[Start of Source material]
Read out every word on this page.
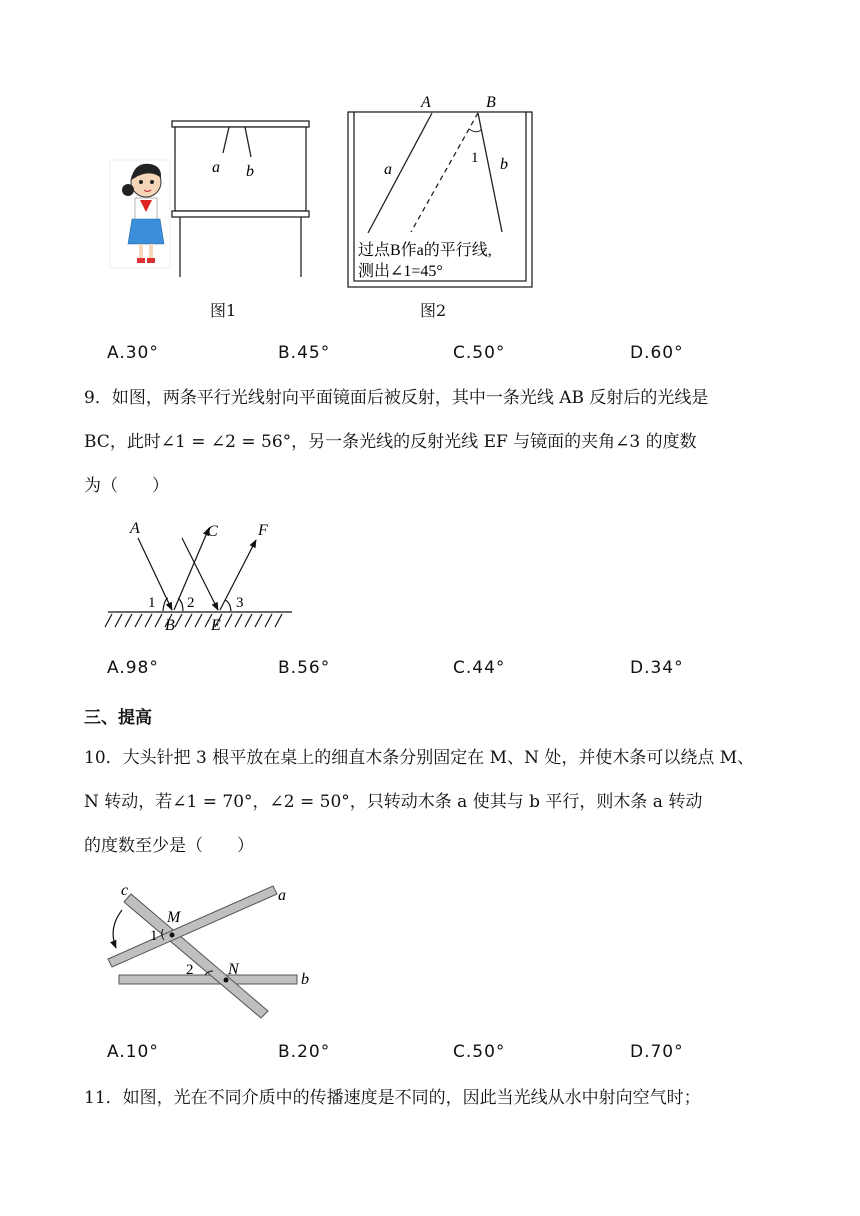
a b
A	B
a	b
1
过点B作a的平行线,
测出∠1=45°
图1	图2
A.30°	B.45°	C.50°	D.60°
9．如图，两条平行光线射向平面镜面后被反射，其中一条光线 AB 反射后的光线是
BC，此时∠1 = ∠2 = 56°，另一条光线的反射光线 EF 与镜面的夹角∠3 的度数
为（　　）
A	C	F
B E
1 2	3
A.98°	B.56°	C.44°	D.34°
三、提高
10．大头针把 3 根平放在桌上的细直木条分别固定在 M、N 处，并使木条可以绕点 M、
N 转动，若∠1 = 70°，∠2 = 50°，只转动木条 a 使其与 b 平行，则木条 a 转动
的度数至少是（　　）
c	a
M
N
b
1
2
A.10°	B.20°	C.50°	D.70°
11．如图，光在不同介质中的传播速度是不同的，因此当光线从水中射向空气时；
[End of Source material]
Reproduce the material above in full and without alteration, but skip all pictures.

Read out every word on this page.
a b
A	B
a	b
1
过点B作a的平行线,
测出∠1=45°
图1	图2
A.30°	B.45°	C.50°	D.60°
9．如图，两条平行光线射向平面镜面后被反射，其中一条光线 AB 反射后的光线是
BC，此时∠1 = ∠2 = 56°，另一条光线的反射光线 EF 与镜面的夹角∠3 的度数
为（　　）
A	C	F
B E
1 2	3
A.98°	B.56°	C.44°	D.34°
三、提高
10．大头针把 3 根平放在桌上的细直木条分别固定在 M、N 处，并使木条可以绕点 M、
N 转动，若∠1 = 70°，∠2 = 50°，只转动木条 a 使其与 b 平行，则木条 a 转动
的度数至少是（　　）
c	a
M
N
b
1
2
A.10°	B.20°	C.50°	D.70°
11．如图，光在不同介质中的传播速度是不同的，因此当光线从水中射向空气时；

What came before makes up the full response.